RECORD SET:
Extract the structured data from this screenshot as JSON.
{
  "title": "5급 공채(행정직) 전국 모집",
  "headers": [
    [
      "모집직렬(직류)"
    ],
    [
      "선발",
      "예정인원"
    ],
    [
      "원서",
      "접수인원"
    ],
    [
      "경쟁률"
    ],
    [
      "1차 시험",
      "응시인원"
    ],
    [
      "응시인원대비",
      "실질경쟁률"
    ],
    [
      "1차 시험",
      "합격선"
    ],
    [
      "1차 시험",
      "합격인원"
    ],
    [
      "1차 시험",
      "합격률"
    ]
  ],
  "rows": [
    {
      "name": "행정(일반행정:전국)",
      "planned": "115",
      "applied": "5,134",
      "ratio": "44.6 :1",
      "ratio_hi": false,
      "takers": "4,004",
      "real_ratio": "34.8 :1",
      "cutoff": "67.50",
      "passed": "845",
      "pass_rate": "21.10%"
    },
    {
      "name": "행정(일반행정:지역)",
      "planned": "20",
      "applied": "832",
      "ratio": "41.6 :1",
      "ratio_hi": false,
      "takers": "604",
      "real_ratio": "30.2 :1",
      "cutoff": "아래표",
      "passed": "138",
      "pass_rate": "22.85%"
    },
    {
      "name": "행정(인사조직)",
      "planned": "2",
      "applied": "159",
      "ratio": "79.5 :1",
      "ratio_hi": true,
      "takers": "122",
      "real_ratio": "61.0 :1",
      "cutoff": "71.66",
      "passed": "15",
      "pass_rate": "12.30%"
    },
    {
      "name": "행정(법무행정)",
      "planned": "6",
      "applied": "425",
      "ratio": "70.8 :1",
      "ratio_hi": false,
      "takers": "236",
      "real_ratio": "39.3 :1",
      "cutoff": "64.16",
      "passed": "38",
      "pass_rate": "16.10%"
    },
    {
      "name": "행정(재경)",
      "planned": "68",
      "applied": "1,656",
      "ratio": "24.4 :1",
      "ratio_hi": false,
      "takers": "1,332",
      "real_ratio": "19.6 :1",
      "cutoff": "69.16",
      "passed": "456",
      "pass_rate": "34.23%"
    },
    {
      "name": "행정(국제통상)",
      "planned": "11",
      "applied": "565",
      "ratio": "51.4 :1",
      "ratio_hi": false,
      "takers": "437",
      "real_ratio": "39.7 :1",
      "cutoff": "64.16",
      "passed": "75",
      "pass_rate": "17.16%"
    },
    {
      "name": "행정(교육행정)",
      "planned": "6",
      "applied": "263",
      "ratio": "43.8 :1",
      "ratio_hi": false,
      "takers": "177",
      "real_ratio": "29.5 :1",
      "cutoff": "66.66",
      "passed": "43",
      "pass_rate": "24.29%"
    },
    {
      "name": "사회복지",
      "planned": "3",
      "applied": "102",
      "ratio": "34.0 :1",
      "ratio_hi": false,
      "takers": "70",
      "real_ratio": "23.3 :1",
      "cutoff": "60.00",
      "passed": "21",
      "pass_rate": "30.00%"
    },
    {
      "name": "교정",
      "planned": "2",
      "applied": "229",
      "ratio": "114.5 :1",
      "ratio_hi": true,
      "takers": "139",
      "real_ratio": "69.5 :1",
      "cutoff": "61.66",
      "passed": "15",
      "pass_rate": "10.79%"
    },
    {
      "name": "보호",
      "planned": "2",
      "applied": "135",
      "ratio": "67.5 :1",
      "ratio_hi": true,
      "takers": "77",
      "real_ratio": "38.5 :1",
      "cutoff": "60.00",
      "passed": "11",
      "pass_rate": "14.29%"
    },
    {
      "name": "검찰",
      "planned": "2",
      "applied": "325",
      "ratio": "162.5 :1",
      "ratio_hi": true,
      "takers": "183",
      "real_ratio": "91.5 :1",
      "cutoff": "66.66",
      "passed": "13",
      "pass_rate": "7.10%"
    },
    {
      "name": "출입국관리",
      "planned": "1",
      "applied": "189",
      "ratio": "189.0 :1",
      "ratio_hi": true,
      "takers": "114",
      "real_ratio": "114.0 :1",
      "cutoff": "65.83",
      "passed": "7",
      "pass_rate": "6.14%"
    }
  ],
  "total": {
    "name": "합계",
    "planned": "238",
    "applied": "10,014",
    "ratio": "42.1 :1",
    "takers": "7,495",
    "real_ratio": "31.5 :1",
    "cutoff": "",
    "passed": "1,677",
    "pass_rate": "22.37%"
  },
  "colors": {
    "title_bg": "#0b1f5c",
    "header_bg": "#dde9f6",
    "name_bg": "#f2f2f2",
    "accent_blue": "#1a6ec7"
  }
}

WHAT THIS TASK INVOLVES:
Write all of the records out again exactly.

TASK RESULT:
Extract the structured data from this screenshot as JSON.
{
  "title": "5급 공채(행정직) 전국 모집",
  "headers": [
    [
      "모집직렬(직류)"
    ],
    [
      "선발",
      "예정인원"
    ],
    [
      "원서",
      "접수인원"
    ],
    [
      "경쟁률"
    ],
    [
      "1차 시험",
      "응시인원"
    ],
    [
      "응시인원대비",
      "실질경쟁률"
    ],
    [
      "1차 시험",
      "합격선"
    ],
    [
      "1차 시험",
      "합격인원"
    ],
    [
      "1차 시험",
      "합격률"
    ]
  ],
  "rows": [
    {
      "name": "행정(일반행정:전국)",
      "planned": "115",
      "applied": "5,134",
      "ratio": "44.6 :1",
      "ratio_hi": false,
      "takers": "4,004",
      "real_ratio": "34.8 :1",
      "cutoff": "67.50",
      "passed": "845",
      "pass_rate": "21.10%"
    },
    {
      "name": "행정(일반행정:지역)",
      "planned": "20",
      "applied": "832",
      "ratio": "41.6 :1",
      "ratio_hi": false,
      "takers": "604",
      "real_ratio": "30.2 :1",
      "cutoff": "아래표",
      "passed": "138",
      "pass_rate": "22.85%"
    },
    {
      "name": "행정(인사조직)",
      "planned": "2",
      "applied": "159",
      "ratio": "79.5 :1",
      "ratio_hi": true,
      "takers": "122",
      "real_ratio": "61.0 :1",
      "cutoff": "71.66",
      "passed": "15",
      "pass_rate": "12.30%"
    },
    {
      "name": "행정(법무행정)",
      "planned": "6",
      "applied": "425",
      "ratio": "70.8 :1",
      "ratio_hi": false,
      "takers": "236",
      "real_ratio": "39.3 :1",
      "cutoff": "64.16",
      "passed": "38",
      "pass_rate": "16.10%"
    },
    {
      "name": "행정(재경)",
      "planned": "68",
      "applied": "1,656",
      "ratio": "24.4 :1",
      "ratio_hi": false,
      "takers": "1,332",
      "real_ratio": "19.6 :1",
      "cutoff": "69.16",
      "passed": "456",
      "pass_rate": "34.23%"
    },
    {
      "name": "행정(국제통상)",
      "planned": "11",
      "applied": "565",
      "ratio": "51.4 :1",
      "ratio_hi": false,
      "takers": "437",
      "real_ratio": "39.7 :1",
      "cutoff": "64.16",
      "passed": "75",
      "pass_rate": "17.16%"
    },
    {
      "name": "행정(교육행정)",
      "planned": "6",
      "applied": "263",
      "ratio": "43.8 :1",
      "ratio_hi": false,
      "takers": "177",
      "real_ratio": "29.5 :1",
      "cutoff": "66.66",
      "passed": "43",
      "pass_rate": "24.29%"
    },
    {
      "name": "사회복지",
      "planned": "3",
      "applied": "102",
      "ratio": "34.0 :1",
      "ratio_hi": false,
      "takers": "70",
      "real_ratio": "23.3 :1",
      "cutoff": "60.00",
      "passed": "21",
      "pass_rate": "30.00%"
    },
    {
      "name": "교정",
      "planned": "2",
      "applied": "229",
      "ratio": "114.5 :1",
      "ratio_hi": true,
      "takers": "139",
      "real_ratio": "69.5 :1",
      "cutoff": "61.66",
      "passed": "15",
      "pass_rate": "10.79%"
    },
    {
      "name": "보호",
      "planned": "2",
      "applied": "135",
      "ratio": "67.5 :1",
      "ratio_hi": true,
      "takers": "77",
      "real_ratio": "38.5 :1",
      "cutoff": "60.00",
      "passed": "11",
      "pass_rate": "14.29%"
    },
    {
      "name": "검찰",
      "planned": "2",
      "applied": "325",
      "ratio": "162.5 :1",
      "ratio_hi": true,
      "takers": "183",
      "real_ratio": "91.5 :1",
      "cutoff": "66.66",
      "passed": "13",
      "pass_rate": "7.10%"
    },
    {
      "name": "출입국관리",
      "planned": "1",
      "applied": "189",
      "ratio": "189.0 :1",
      "ratio_hi": true,
      "takers": "114",
      "real_ratio": "114.0 :1",
      "cutoff": "65.83",
      "passed": "7",
      "pass_rate": "6.14%"
    }
  ],
  "total": {
    "name": "합계",
    "planned": "238",
    "applied": "10,014",
    "ratio": "42.1 :1",
    "takers": "7,495",
    "real_ratio": "31.5 :1",
    "cutoff": "",
    "passed": "1,677",
    "pass_rate": "22.37%"
  },
  "colors": {
    "title_bg": "#0b1f5c",
    "header_bg": "#dde9f6",
    "name_bg": "#f2f2f2",
    "accent_blue": "#1a6ec7"
  }
}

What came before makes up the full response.